Problem details:
Repeat every line of the listing below exactly, minus the pictures.

Material provided:
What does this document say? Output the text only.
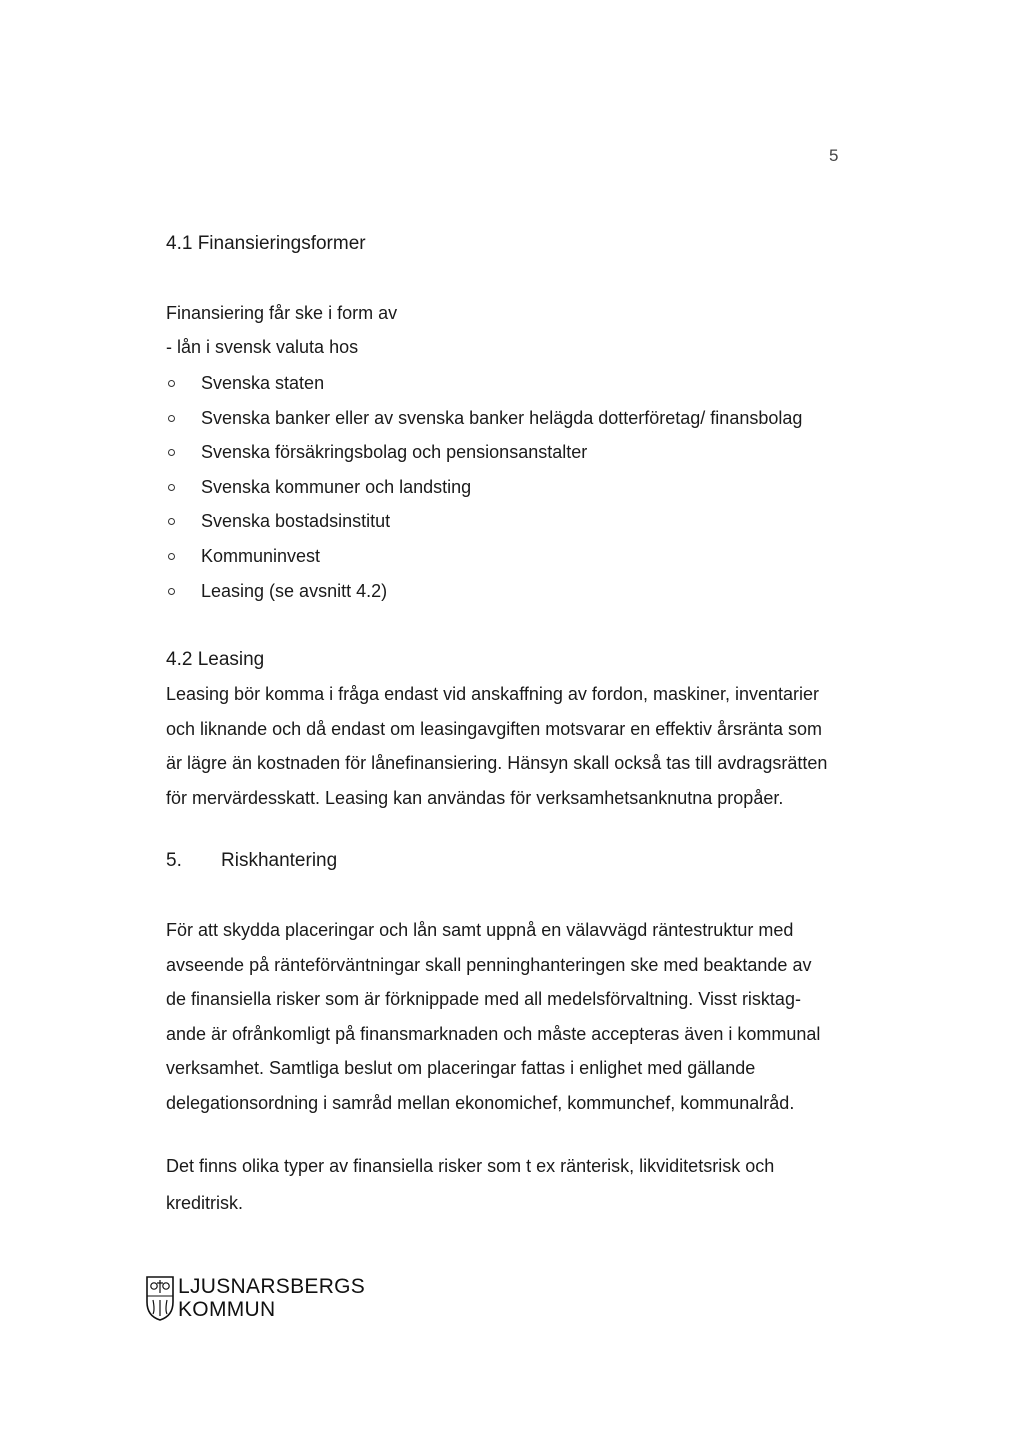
5
4.1 Finansieringsformer
Finansiering får ske i form av
- lån i svensk valuta hos
Svenska staten
Svenska banker eller av svenska banker helägda dotterföretag/ finansbolag
Svenska försäkringsbolag och pensionsanstalter
Svenska kommuner och landsting
Svenska bostadsinstitut
Kommuninvest
Leasing (se avsnitt 4.2)
4.2 Leasing
Leasing bör komma i fråga endast vid anskaffning av fordon, maskiner, inventarier
och liknande och då endast om leasingavgiften motsvarar en effektiv årsränta som
är lägre än kostnaden för lånefinansiering. Hänsyn skall också tas till avdragsrätten
för mervärdesskatt. Leasing kan användas för verksamhetsanknutna propåer.
5. Riskhantering
För att skydda placeringar och lån samt uppnå en välavvägd räntestruktur med
avseende på ränteförväntningar skall penninghanteringen ske med beaktande av
de finansiella risker som är förknippade med all medelsförvaltning. Visst risktag-
ande är ofrånkomligt på finansmarknaden och måste accepteras även i kommunal
verksamhet. Samtliga beslut om placeringar fattas i enlighet med gällande
delegationsordning i samråd mellan ekonomichef, kommunchef, kommunalråd.
Det finns olika typer av finansiella risker som t ex ränterisk, likviditetsrisk och
kreditrisk.
LJUSNARSBERGS
KOMMUN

Exercise solution:
What does this document say? Output the text only.
5
4.1 Finansieringsformer
Finansiering får ske i form av
- lån i svensk valuta hos
Svenska staten
Svenska banker eller av svenska banker helägda dotterföretag/ finansbolag
Svenska försäkringsbolag och pensionsanstalter
Svenska kommuner och landsting
Svenska bostadsinstitut
Kommuninvest
Leasing (se avsnitt 4.2)
4.2 Leasing
Leasing bör komma i fråga endast vid anskaffning av fordon, maskiner, inventarier
och liknande och då endast om leasingavgiften motsvarar en effektiv årsränta som
är lägre än kostnaden för lånefinansiering. Hänsyn skall också tas till avdragsrätten
för mervärdesskatt. Leasing kan användas för verksamhetsanknutna propåer.
5. Riskhantering
För att skydda placeringar och lån samt uppnå en välavvägd räntestruktur med
avseende på ränteförväntningar skall penninghanteringen ske med beaktande av
de finansiella risker som är förknippade med all medelsförvaltning. Visst risktag-
ande är ofrånkomligt på finansmarknaden och måste accepteras även i kommunal
verksamhet. Samtliga beslut om placeringar fattas i enlighet med gällande
delegationsordning i samråd mellan ekonomichef, kommunchef, kommunalråd.
Det finns olika typer av finansiella risker som t ex ränterisk, likviditetsrisk och
kreditrisk.
LJUSNARSBERGS
KOMMUN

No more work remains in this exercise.